start DATA LISTING
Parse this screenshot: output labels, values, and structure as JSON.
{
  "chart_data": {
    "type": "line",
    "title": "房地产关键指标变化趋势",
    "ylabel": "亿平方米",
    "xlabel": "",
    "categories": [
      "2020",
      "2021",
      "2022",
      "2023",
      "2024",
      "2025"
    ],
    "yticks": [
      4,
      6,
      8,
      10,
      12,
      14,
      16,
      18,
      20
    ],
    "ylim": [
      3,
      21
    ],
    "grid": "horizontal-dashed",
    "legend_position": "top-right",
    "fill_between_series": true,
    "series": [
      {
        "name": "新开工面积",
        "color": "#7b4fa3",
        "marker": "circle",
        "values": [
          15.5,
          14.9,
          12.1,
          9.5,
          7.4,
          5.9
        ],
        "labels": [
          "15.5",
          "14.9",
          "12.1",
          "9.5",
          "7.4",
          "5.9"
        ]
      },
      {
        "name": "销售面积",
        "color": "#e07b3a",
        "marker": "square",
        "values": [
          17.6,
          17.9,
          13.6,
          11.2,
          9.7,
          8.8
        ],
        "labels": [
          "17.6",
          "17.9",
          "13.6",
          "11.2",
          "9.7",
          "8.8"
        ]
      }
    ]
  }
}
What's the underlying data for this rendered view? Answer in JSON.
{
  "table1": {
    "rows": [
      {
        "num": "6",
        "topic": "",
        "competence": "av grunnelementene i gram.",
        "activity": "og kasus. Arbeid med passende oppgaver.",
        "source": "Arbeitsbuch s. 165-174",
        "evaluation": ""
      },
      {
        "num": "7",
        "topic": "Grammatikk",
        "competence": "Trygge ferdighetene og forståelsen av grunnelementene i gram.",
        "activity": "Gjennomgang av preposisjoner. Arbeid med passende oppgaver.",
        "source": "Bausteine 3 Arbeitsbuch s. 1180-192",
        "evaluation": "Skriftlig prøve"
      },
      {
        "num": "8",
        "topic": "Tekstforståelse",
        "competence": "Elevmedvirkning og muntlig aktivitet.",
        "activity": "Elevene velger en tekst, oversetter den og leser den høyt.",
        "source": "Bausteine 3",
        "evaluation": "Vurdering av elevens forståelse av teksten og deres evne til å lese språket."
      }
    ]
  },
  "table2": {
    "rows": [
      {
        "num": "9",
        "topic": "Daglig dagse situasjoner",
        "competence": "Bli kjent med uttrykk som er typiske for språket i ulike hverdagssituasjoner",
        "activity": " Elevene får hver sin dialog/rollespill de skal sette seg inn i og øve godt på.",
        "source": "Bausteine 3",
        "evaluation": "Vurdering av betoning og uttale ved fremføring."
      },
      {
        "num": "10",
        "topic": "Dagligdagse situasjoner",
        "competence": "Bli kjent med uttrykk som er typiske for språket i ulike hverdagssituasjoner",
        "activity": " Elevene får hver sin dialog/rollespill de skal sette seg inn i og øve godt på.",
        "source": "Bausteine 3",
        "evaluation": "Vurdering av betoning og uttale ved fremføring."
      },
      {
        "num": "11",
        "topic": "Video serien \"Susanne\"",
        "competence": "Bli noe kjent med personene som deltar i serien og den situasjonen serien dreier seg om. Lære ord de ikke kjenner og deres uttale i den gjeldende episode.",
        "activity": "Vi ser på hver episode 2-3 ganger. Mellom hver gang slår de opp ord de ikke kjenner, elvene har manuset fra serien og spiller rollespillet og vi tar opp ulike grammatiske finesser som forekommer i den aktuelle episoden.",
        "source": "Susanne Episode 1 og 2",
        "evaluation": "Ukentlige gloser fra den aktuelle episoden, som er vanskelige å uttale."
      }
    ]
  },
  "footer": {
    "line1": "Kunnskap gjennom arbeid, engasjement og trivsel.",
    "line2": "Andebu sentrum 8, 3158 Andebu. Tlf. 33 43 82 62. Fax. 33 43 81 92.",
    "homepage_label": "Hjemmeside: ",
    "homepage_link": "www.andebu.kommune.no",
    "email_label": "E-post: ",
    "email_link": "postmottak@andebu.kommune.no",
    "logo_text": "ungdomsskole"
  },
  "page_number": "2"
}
end DATA LISTING
§ WORK TO DO: Transcribe every record above exactly as it appears.

§ CORRECT RESPONSE:
Parse this screenshot: output labels, values, and structure as JSON.
{
  "chart_data": {
    "type": "line",
    "title": "房地产关键指标变化趋势",
    "ylabel": "亿平方米",
    "xlabel": "",
    "categories": [
      "2020",
      "2021",
      "2022",
      "2023",
      "2024",
      "2025"
    ],
    "yticks": [
      4,
      6,
      8,
      10,
      12,
      14,
      16,
      18,
      20
    ],
    "ylim": [
      3,
      21
    ],
    "grid": "horizontal-dashed",
    "legend_position": "top-right",
    "fill_between_series": true,
    "series": [
      {
        "name": "新开工面积",
        "color": "#7b4fa3",
        "marker": "circle",
        "values": [
          15.5,
          14.9,
          12.1,
          9.5,
          7.4,
          5.9
        ],
        "labels": [
          "15.5",
          "14.9",
          "12.1",
          "9.5",
          "7.4",
          "5.9"
        ]
      },
      {
        "name": "销售面积",
        "color": "#e07b3a",
        "marker": "square",
        "values": [
          17.6,
          17.9,
          13.6,
          11.2,
          9.7,
          8.8
        ],
        "labels": [
          "17.6",
          "17.9",
          "13.6",
          "11.2",
          "9.7",
          "8.8"
        ]
      }
    ]
  }
}
What's the underlying data for this rendered view? Answer in JSON.
{
  "table1": {
    "rows": [
      {
        "num": "6",
        "topic": "",
        "competence": "av grunnelementene i gram.",
        "activity": "og kasus. Arbeid med passende oppgaver.",
        "source": "Arbeitsbuch s. 165-174",
        "evaluation": ""
      },
      {
        "num": "7",
        "topic": "Grammatikk",
        "competence": "Trygge ferdighetene og forståelsen av grunnelementene i gram.",
        "activity": "Gjennomgang av preposisjoner. Arbeid med passende oppgaver.",
        "source": "Bausteine 3 Arbeitsbuch s. 1180-192",
        "evaluation": "Skriftlig prøve"
      },
      {
        "num": "8",
        "topic": "Tekstforståelse",
        "competence": "Elevmedvirkning og muntlig aktivitet.",
        "activity": "Elevene velger en tekst, oversetter den og leser den høyt.",
        "source": "Bausteine 3",
        "evaluation": "Vurdering av elevens forståelse av teksten og deres evne til å lese språket."
      }
    ]
  },
  "table2": {
    "rows": [
      {
        "num": "9",
        "topic": "Daglig dagse situasjoner",
        "competence": "Bli kjent med uttrykk som er typiske for språket i ulike hverdagssituasjoner",
        "activity": " Elevene får hver sin dialog/rollespill de skal sette seg inn i og øve godt på.",
        "source": "Bausteine 3",
        "evaluation": "Vurdering av betoning og uttale ved fremføring."
      },
      {
        "num": "10",
        "topic": "Dagligdagse situasjoner",
        "competence": "Bli kjent med uttrykk som er typiske for språket i ulike hverdagssituasjoner",
        "activity": " Elevene får hver sin dialog/rollespill de skal sette seg inn i og øve godt på.",
        "source": "Bausteine 3",
        "evaluation": "Vurdering av betoning og uttale ved fremføring."
      },
      {
        "num": "11",
        "topic": "Video serien \"Susanne\"",
        "competence": "Bli noe kjent med personene som deltar i serien og den situasjonen serien dreier seg om. Lære ord de ikke kjenner og deres uttale i den gjeldende episode.",
        "activity": "Vi ser på hver episode 2-3 ganger. Mellom hver gang slår de opp ord de ikke kjenner, elvene har manuset fra serien og spiller rollespillet og vi tar opp ulike grammatiske finesser som forekommer i den aktuelle episoden.",
        "source": "Susanne Episode 1 og 2",
        "evaluation": "Ukentlige gloser fra den aktuelle episoden, som er vanskelige å uttale."
      }
    ]
  },
  "footer": {
    "line1": "Kunnskap gjennom arbeid, engasjement og trivsel.",
    "line2": "Andebu sentrum 8, 3158 Andebu. Tlf. 33 43 82 62. Fax. 33 43 81 92.",
    "homepage_label": "Hjemmeside: ",
    "homepage_link": "www.andebu.kommune.no",
    "email_label": "E-post: ",
    "email_link": "postmottak@andebu.kommune.no",
    "logo_text": "ungdomsskole"
  },
  "page_number": "2"
}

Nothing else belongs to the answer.